# mini/micro stick blender for EO/FO's (few OZ capacity)



## RogueRose (Sep 26, 2014)

I'm looking for somethign that I can use to mix my EO's and FO's as well as pigments to gether without using the larger stick blender.  I'm having a hard time finding what they are called.  I found "milk frothers" but some of these don't really look like what might be required.  

Does anyone have a good model they can suggest?


----------



## snappyllama (Sep 26, 2014)

I like this one: http://www.amazon.com/gp/product/B001DJ0ZS4/?tag=skimlinks_replacement-20

It's cheap.  It works great for pigments when I blend into glycerin or oil.


----------



## houseofwool (Sep 26, 2014)

Honestly, I've been pretty happy with this one from brambleberry. 

http://www.brambleberry.com/mobile/Mini-White-Plastic-Mixer-P4721.aspx


----------



## IrishLass (Sep 27, 2014)

houseofwool said:


> Honestly, I've been pretty happy with this one from brambleberry.
> 
> http://www.brambleberry.com/mobile/Mini-White-Plastic-Mixer-P4721.aspx




 That's the same one I have, and I love it. 

 IrishLass


----------



## goji_fries (Sep 27, 2014)

RogueRose said:


> I'm looking for somethign that I can use to mix my EO's and FO's as well as pigments to gether without using the larger stick blender.  I'm having a hard time finding what they are called.  I found "milk frothers" but some of these don't really look like what might be required.
> 
> Does anyone have a good model they can suggest?




How about a smaller Dremel tool with special attachment?


----------



## PuddinAndPeanuts (Sep 27, 2014)

Hey!  I bought a few of these on eBay.  Cheap and free shipping too!  I admittedly haven't tried them yet, as I've had great luck using a spoon and my big stick blender.  

http://www.ebay.com/itm/1pcs-New-Ki...itchen_Appliances_US&var=&hash=item486c243af1

FYI- these are NOT actually kitchen aid brand!


----------



## Soapering (Sep 29, 2014)

goji_fries said:


> How about a smaller Dremel tool with special attachment?

> **Recorded information**:
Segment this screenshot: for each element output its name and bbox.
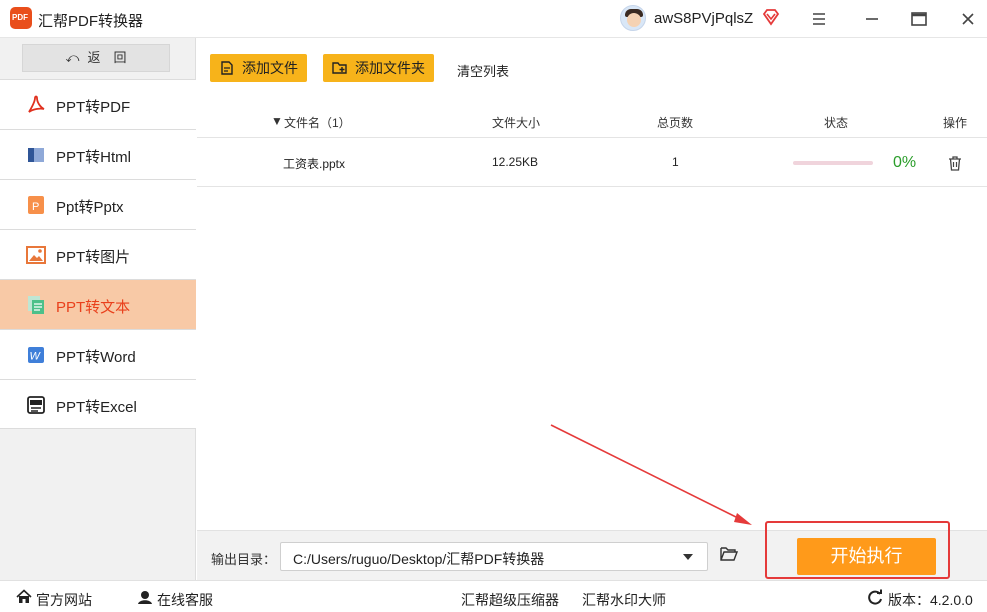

> **Work required**: Can you reproduce the mini blender thread verbatim, between "## houseofwool (Sep" and "IrishLass (Sep 27, 2014)", inclusive? The material plays no part here.

> **The answer**:
## houseofwool (Sep 26, 2014)

Honestly, I've been pretty happy with this one from brambleberry. 

http://www.brambleberry.com/mobile/Mini-White-Plastic-Mixer-P4721.aspx


----------



## IrishLass (Sep 27, 2014)